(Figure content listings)
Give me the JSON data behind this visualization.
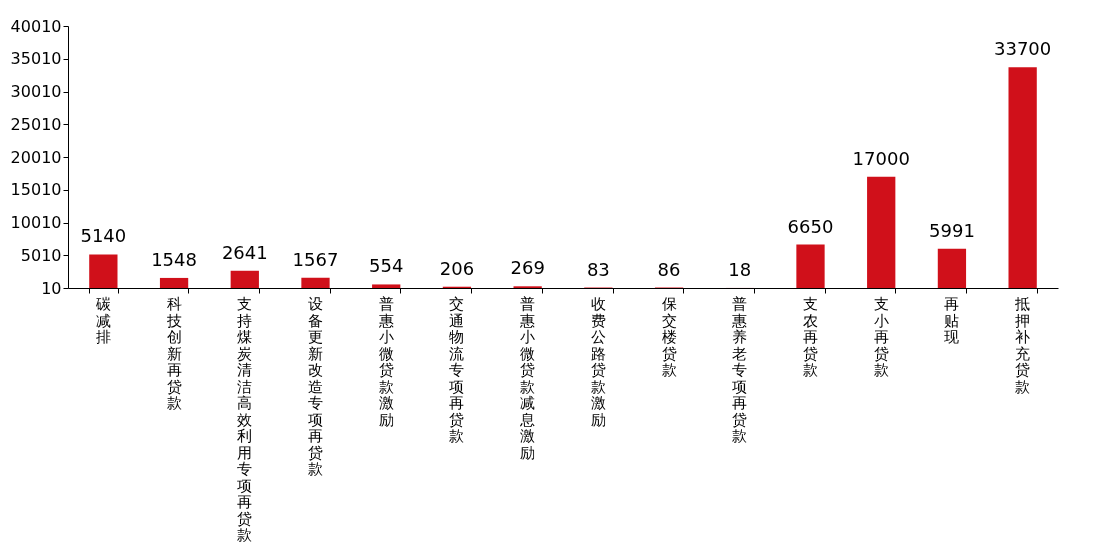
{
  "chart_data": {
    "type": "bar",
    "categories": [
      "碳减排",
      "科技创新再贷款",
      "支持煤炭清洁高效利用专项再贷款",
      "设备更新改造专项再贷款",
      "普惠小微贷款激励",
      "交通物流专项再贷款",
      "普惠小微贷款减息激励",
      "收费公路贷款激励",
      "保交楼贷款",
      "普惠养老专项再贷款",
      "支农再贷款",
      "支小再贷款",
      "再贴现",
      "抵押补充贷款"
    ],
    "values": [
      5140,
      1548,
      2641,
      1567,
      554,
      206,
      269,
      83,
      86,
      18,
      6650,
      17000,
      5991,
      33700
    ],
    "color": "#d0101a",
    "ylim": [
      10,
      40010
    ],
    "yticks": [
      10,
      5010,
      10010,
      15010,
      20010,
      25010,
      30010,
      35010,
      40010
    ],
    "grid": false,
    "data_labels": true
  }
}
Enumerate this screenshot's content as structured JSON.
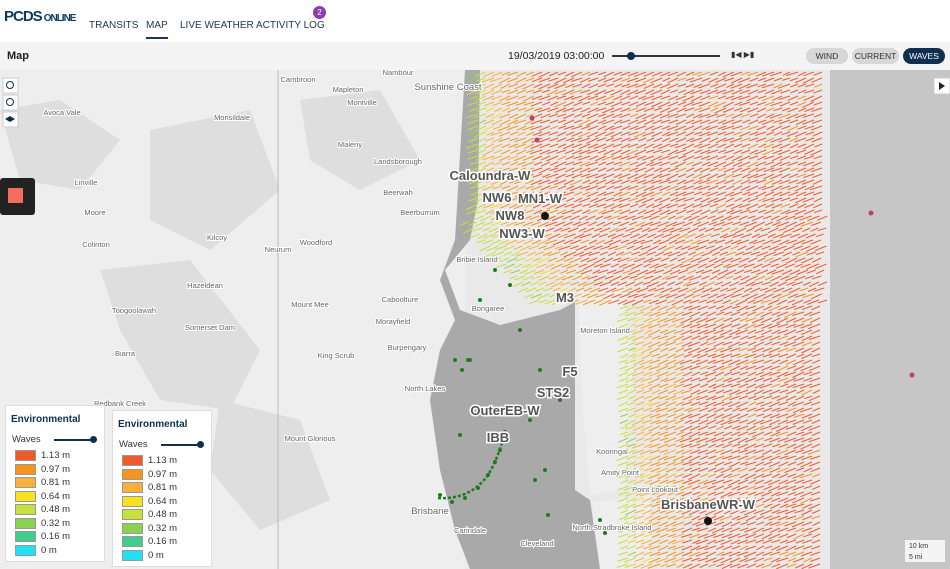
{
  "header": {
    "logo_main": "PCDS",
    "logo_sub": "ONLINE",
    "tabs": [
      "TRANSITS",
      "MAP",
      "LIVE WEATHER",
      "ACTIVITY LOG"
    ],
    "active_tab": 1,
    "badge": "2"
  },
  "toolbar": {
    "title": "Map",
    "datetime": "19/03/2019 03:00:00",
    "buttons": [
      "WIND",
      "CURRENT",
      "WAVES"
    ],
    "active_button": 2
  },
  "map": {
    "places": [
      "Nambour",
      "Sunshine Coast",
      "Cambroon",
      "Mapleton",
      "Montville",
      "Avoca Vale",
      "Monsildale",
      "Maleny",
      "Landsborough",
      "Linville",
      "Beerwah",
      "Moore",
      "Beerburrum",
      "Colinton",
      "Kilcoy",
      "Neurum",
      "Woodford",
      "Bribie Island",
      "Hazeldean",
      "Caboolture",
      "Toogoolawah",
      "Mount Mee",
      "Somerset Dam",
      "Morayfield",
      "Bongaree",
      "Burpengary",
      "King Scrub",
      "Biarra",
      "Moreton Island",
      "North Lakes",
      "Redbank Creek",
      "Mount Glorious",
      "Brisbane",
      "Carindale",
      "Cleveland",
      "North Stradbroke Island",
      "Amity Point",
      "Point Lookout",
      "Kooringal"
    ],
    "stations": [
      "Caloundra-W",
      "MN1-W",
      "NW6",
      "NW8",
      "NW3-W",
      "M3",
      "F5",
      "STS2",
      "OuterEB-W",
      "IBB",
      "BrisbaneWR-W"
    ],
    "scale": [
      "10 km",
      "5 mi"
    ]
  },
  "legend": {
    "title": "Environmental",
    "layer": "Waves",
    "items": [
      {
        "label": "1.13 m",
        "color": "#f05a28"
      },
      {
        "label": "0.97 m",
        "color": "#f7941d"
      },
      {
        "label": "0.81 m",
        "color": "#fbb03b"
      },
      {
        "label": "0.64 m",
        "color": "#f9e11e"
      },
      {
        "label": "0.48 m",
        "color": "#c8e03b"
      },
      {
        "label": "0.32 m",
        "color": "#8bd050"
      },
      {
        "label": "0.16 m",
        "color": "#3ecf8e"
      },
      {
        "label": "0 m",
        "color": "#22e0f0"
      }
    ]
  }
}
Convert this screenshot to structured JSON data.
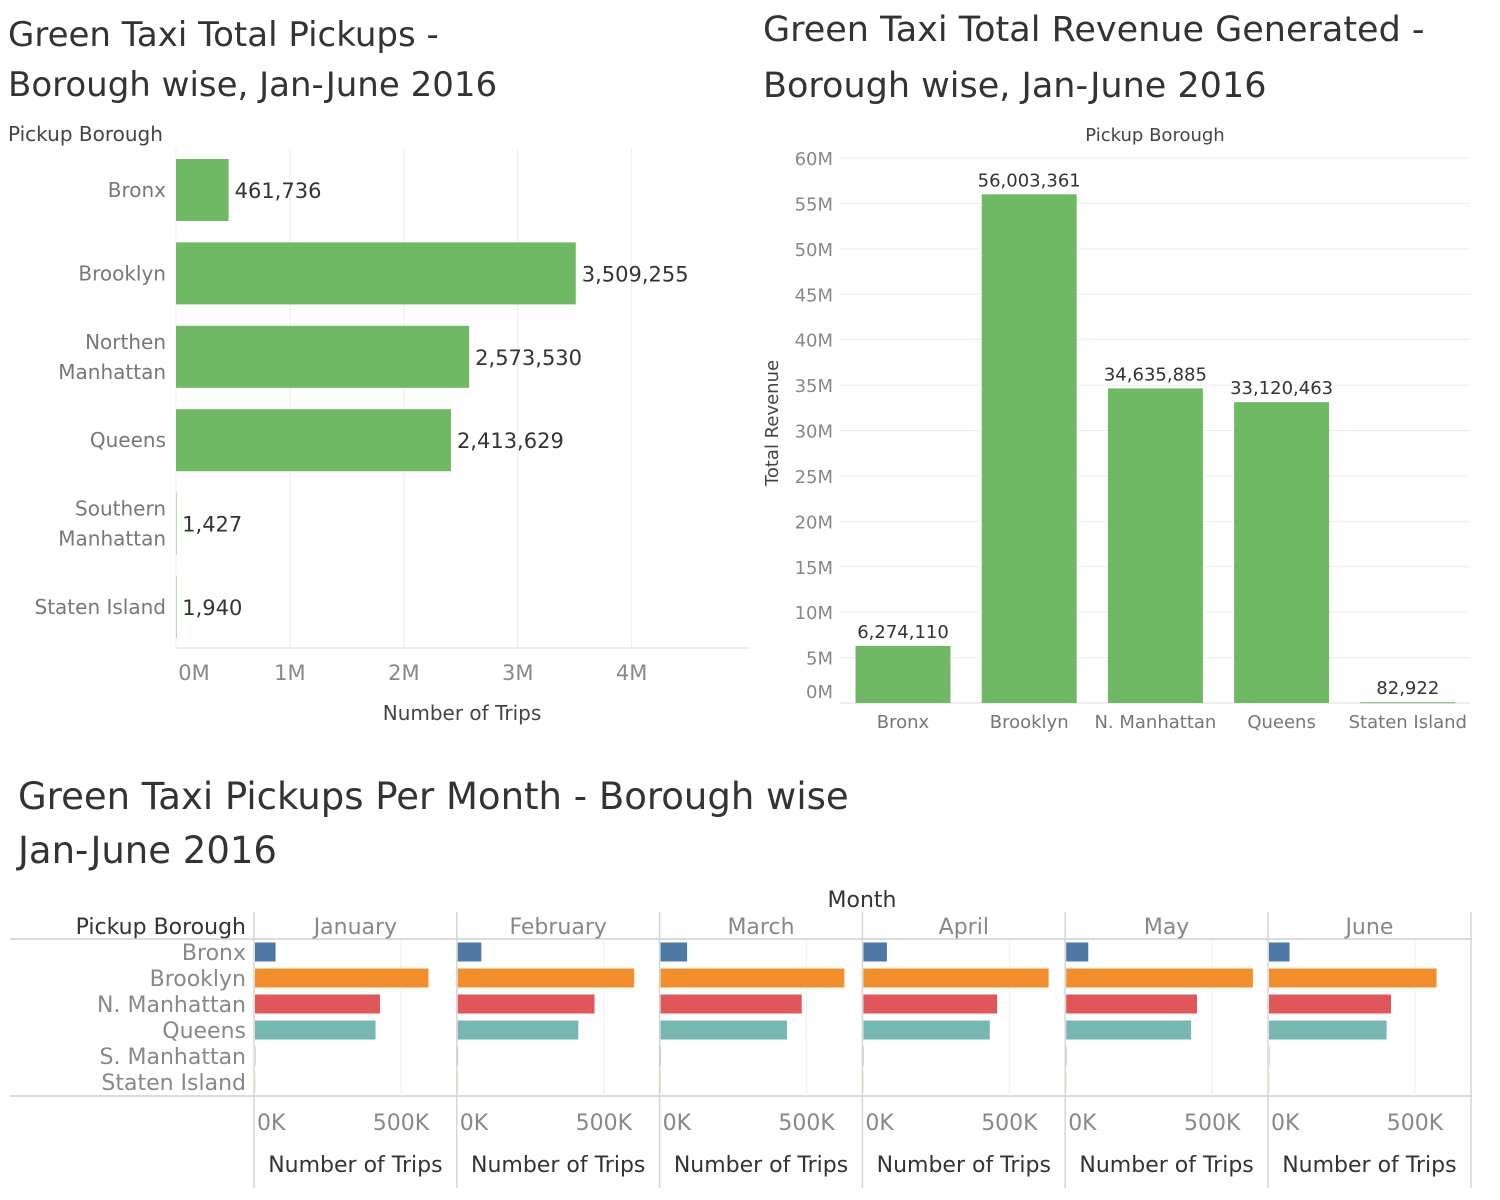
{
  "charts": {
    "pickups": {
      "title": "Green Taxi Total Pickups -\nBorough wise, Jan-June 2016",
      "chart_data": {
        "type": "bar",
        "orientation": "horizontal",
        "title": "Green Taxi Total Pickups - Borough wise, Jan-June 2016",
        "row_header": "Pickup Borough",
        "categories": [
          "Bronx",
          "Brooklyn",
          "Northen Manhattan",
          "Queens",
          "Southern Manhattan",
          "Staten Island"
        ],
        "values": [
          461736,
          3509255,
          2573530,
          2413629,
          1427,
          1940
        ],
        "value_labels": [
          "461,736",
          "3,509,255",
          "2,573,530",
          "2,413,629",
          "1,427",
          "1,940"
        ],
        "xlabel": "Number of Trips",
        "xticks": [
          "0M",
          "1M",
          "2M",
          "3M",
          "4M"
        ],
        "xlim": [
          0,
          4600000
        ],
        "color": "#6fb964",
        "grid": true
      }
    },
    "revenue": {
      "title": "Green Taxi Total Revenue Generated -\nBorough wise, Jan-June 2016",
      "chart_data": {
        "type": "bar",
        "orientation": "vertical",
        "title": "Green Taxi Total Revenue Generated - Borough wise, Jan-June 2016",
        "column_header": "Pickup Borough",
        "categories": [
          "Bronx",
          "Brooklyn",
          "N. Manhattan",
          "Queens",
          "Staten Island"
        ],
        "values": [
          6274110,
          56003361,
          34635885,
          33120463,
          82922
        ],
        "value_labels": [
          "6,274,110",
          "56,003,361",
          "34,635,885",
          "33,120,463",
          "82,922"
        ],
        "ylabel": "Total Revenue",
        "yticks": [
          "0M",
          "5M",
          "10M",
          "15M",
          "20M",
          "25M",
          "30M",
          "35M",
          "40M",
          "45M",
          "50M",
          "55M",
          "60M"
        ],
        "ylim": [
          0,
          60000000
        ],
        "color": "#6fb964",
        "grid": true
      }
    },
    "monthly": {
      "title": "Green Taxi Pickups Per Month - Borough wise\nJan-June 2016",
      "chart_data": {
        "type": "bar",
        "orientation": "horizontal",
        "title": "Green Taxi Pickups Per Month - Borough wise Jan-June 2016",
        "column_header": "Month",
        "row_header": "Pickup Borough",
        "categories": [
          "Bronx",
          "Brooklyn",
          "N. Manhattan",
          "Queens",
          "S. Manhattan",
          "Staten Island"
        ],
        "colors": [
          "#4e79a7",
          "#f28e2b",
          "#e15759",
          "#76b7b2",
          "#59a14f",
          "#edc948"
        ],
        "months": [
          {
            "name": "January",
            "values": [
              70000,
              590000,
              425000,
              410000,
              200,
              300
            ]
          },
          {
            "name": "February",
            "values": [
              80000,
              600000,
              465000,
              410000,
              200,
              300
            ]
          },
          {
            "name": "March",
            "values": [
              90000,
              625000,
              480000,
              430000,
              250,
              350
            ]
          },
          {
            "name": "April",
            "values": [
              80000,
              630000,
              455000,
              430000,
              250,
              330
            ]
          },
          {
            "name": "May",
            "values": [
              75000,
              635000,
              445000,
              425000,
              260,
              330
            ]
          },
          {
            "name": "June",
            "values": [
              70000,
              570000,
              415000,
              400000,
              260,
              330
            ]
          }
        ],
        "xlabel": "Number of Trips",
        "xticks": [
          "0K",
          "500K"
        ],
        "xlim": [
          0,
          680000
        ],
        "grid": true
      }
    }
  }
}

▶ **The problem**
Leave the images out, please, and restate each line word for word.

▶ **Complete output**
Give me the JSON data behind this visualization.
{
  "chart_data": {
    "type": "bar",
    "categories": [
      "碳减排",
      "科技创新再贷款",
      "支持煤炭清洁高效利用专项再贷款",
      "设备更新改造专项再贷款",
      "普惠小微贷款激励",
      "交通物流专项再贷款",
      "普惠小微贷款减息激励",
      "收费公路贷款激励",
      "保交楼贷款",
      "普惠养老专项再贷款",
      "支农再贷款",
      "支小再贷款",
      "再贴现",
      "抵押补充贷款"
    ],
    "values": [
      5140,
      1548,
      2641,
      1567,
      554,
      206,
      269,
      83,
      86,
      18,
      6650,
      17000,
      5991,
      33700
    ],
    "color": "#d0101a",
    "ylim": [
      10,
      40010
    ],
    "yticks": [
      10,
      5010,
      10010,
      15010,
      20010,
      25010,
      30010,
      35010,
      40010
    ],
    "grid": false,
    "data_labels": true
  }
}
Enumerate this screenshot's content as structured JSON.
{
  "header": {
    "logo_main": "PCDS",
    "logo_sub": "ONLINE",
    "tabs": [
      "TRANSITS",
      "MAP",
      "LIVE WEATHER",
      "ACTIVITY LOG"
    ],
    "active_tab": 1,
    "badge": "2"
  },
  "toolbar": {
    "title": "Map",
    "datetime": "19/03/2019 03:00:00",
    "buttons": [
      "WIND",
      "CURRENT",
      "WAVES"
    ],
    "active_button": 2
  },
  "map": {
    "places": [
      "Nambour",
      "Sunshine Coast",
      "Cambroon",
      "Mapleton",
      "Montville",
      "Avoca Vale",
      "Monsildale",
      "Maleny",
      "Landsborough",
      "Linville",
      "Beerwah",
      "Moore",
      "Beerburrum",
      "Colinton",
      "Kilcoy",
      "Neurum",
      "Woodford",
      "Bribie Island",
      "Hazeldean",
      "Caboolture",
      "Toogoolawah",
      "Mount Mee",
      "Somerset Dam",
      "Morayfield",
      "Bongaree",
      "Burpengary",
      "King Scrub",
      "Biarra",
      "Moreton Island",
      "North Lakes",
      "Redbank Creek",
      "Mount Glorious",
      "Brisbane",
      "Carindale",
      "Cleveland",
      "North Stradbroke Island",
      "Amity Point",
      "Point Lookout",
      "Kooringal"
    ],
    "stations": [
      "Caloundra-W",
      "MN1-W",
      "NW6",
      "NW8",
      "NW3-W",
      "M3",
      "F5",
      "STS2",
      "OuterEB-W",
      "IBB",
      "BrisbaneWR-W"
    ],
    "scale": [
      "10 km",
      "5 mi"
    ]
  },
  "legend": {
    "title": "Environmental",
    "layer": "Waves",
    "items": [
      {
        "label": "1.13 m",
        "color": "#f05a28"
      },
      {
        "label": "0.97 m",
        "color": "#f7941d"
      },
      {
        "label": "0.81 m",
        "color": "#fbb03b"
      },
      {
        "label": "0.64 m",
        "color": "#f9e11e"
      },
      {
        "label": "0.48 m",
        "color": "#c8e03b"
      },
      {
        "label": "0.32 m",
        "color": "#8bd050"
      },
      {
        "label": "0.16 m",
        "color": "#3ecf8e"
      },
      {
        "label": "0 m",
        "color": "#22e0f0"
      }
    ]
  }
}
Convert this screenshot to structured JSON data.
{
  "charts": {
    "pickups": {
      "title": "Green Taxi Total Pickups -\nBorough wise, Jan-June 2016",
      "chart_data": {
        "type": "bar",
        "orientation": "horizontal",
        "title": "Green Taxi Total Pickups - Borough wise, Jan-June 2016",
        "row_header": "Pickup Borough",
        "categories": [
          "Bronx",
          "Brooklyn",
          "Northen Manhattan",
          "Queens",
          "Southern Manhattan",
          "Staten Island"
        ],
        "values": [
          461736,
          3509255,
          2573530,
          2413629,
          1427,
          1940
        ],
        "value_labels": [
          "461,736",
          "3,509,255",
          "2,573,530",
          "2,413,629",
          "1,427",
          "1,940"
        ],
        "xlabel": "Number of Trips",
        "xticks": [
          "0M",
          "1M",
          "2M",
          "3M",
          "4M"
        ],
        "xlim": [
          0,
          4600000
        ],
        "color": "#6fb964",
        "grid": true
      }
    },
    "revenue": {
      "title": "Green Taxi Total Revenue Generated -\nBorough wise, Jan-June 2016",
      "chart_data": {
        "type": "bar",
        "orientation": "vertical",
        "title": "Green Taxi Total Revenue Generated - Borough wise, Jan-June 2016",
        "column_header": "Pickup Borough",
        "categories": [
          "Bronx",
          "Brooklyn",
          "N. Manhattan",
          "Queens",
          "Staten Island"
        ],
        "values": [
          6274110,
          56003361,
          34635885,
          33120463,
          82922
        ],
        "value_labels": [
          "6,274,110",
          "56,003,361",
          "34,635,885",
          "33,120,463",
          "82,922"
        ],
        "ylabel": "Total Revenue",
        "yticks": [
          "0M",
          "5M",
          "10M",
          "15M",
          "20M",
          "25M",
          "30M",
          "35M",
          "40M",
          "45M",
          "50M",
          "55M",
          "60M"
        ],
        "ylim": [
          0,
          60000000
        ],
        "color": "#6fb964",
        "grid": true
      }
    },
    "monthly": {
      "title": "Green Taxi Pickups Per Month - Borough wise\nJan-June 2016",
      "chart_data": {
        "type": "bar",
        "orientation": "horizontal",
        "title": "Green Taxi Pickups Per Month - Borough wise Jan-June 2016",
        "column_header": "Month",
        "row_header": "Pickup Borough",
        "categories": [
          "Bronx",
          "Brooklyn",
          "N. Manhattan",
          "Queens",
          "S. Manhattan",
          "Staten Island"
        ],
        "colors": [
          "#4e79a7",
          "#f28e2b",
          "#e15759",
          "#76b7b2",
          "#59a14f",
          "#edc948"
        ],
        "months": [
          {
            "name": "January",
            "values": [
              70000,
              590000,
              425000,
              410000,
              200,
              300
            ]
          },
          {
            "name": "February",
            "values": [
              80000,
              600000,
              465000,
              410000,
              200,
              300
            ]
          },
          {
            "name": "March",
            "values": [
              90000,
              625000,
              480000,
              430000,
              250,
              350
            ]
          },
          {
            "name": "April",
            "values": [
              80000,
              630000,
              455000,
              430000,
              250,
              330
            ]
          },
          {
            "name": "May",
            "values": [
              75000,
              635000,
              445000,
              425000,
              260,
              330
            ]
          },
          {
            "name": "June",
            "values": [
              70000,
              570000,
              415000,
              400000,
              260,
              330
            ]
          }
        ],
        "xlabel": "Number of Trips",
        "xticks": [
          "0K",
          "500K"
        ],
        "xlim": [
          0,
          680000
        ],
        "grid": true
      }
    }
  }
}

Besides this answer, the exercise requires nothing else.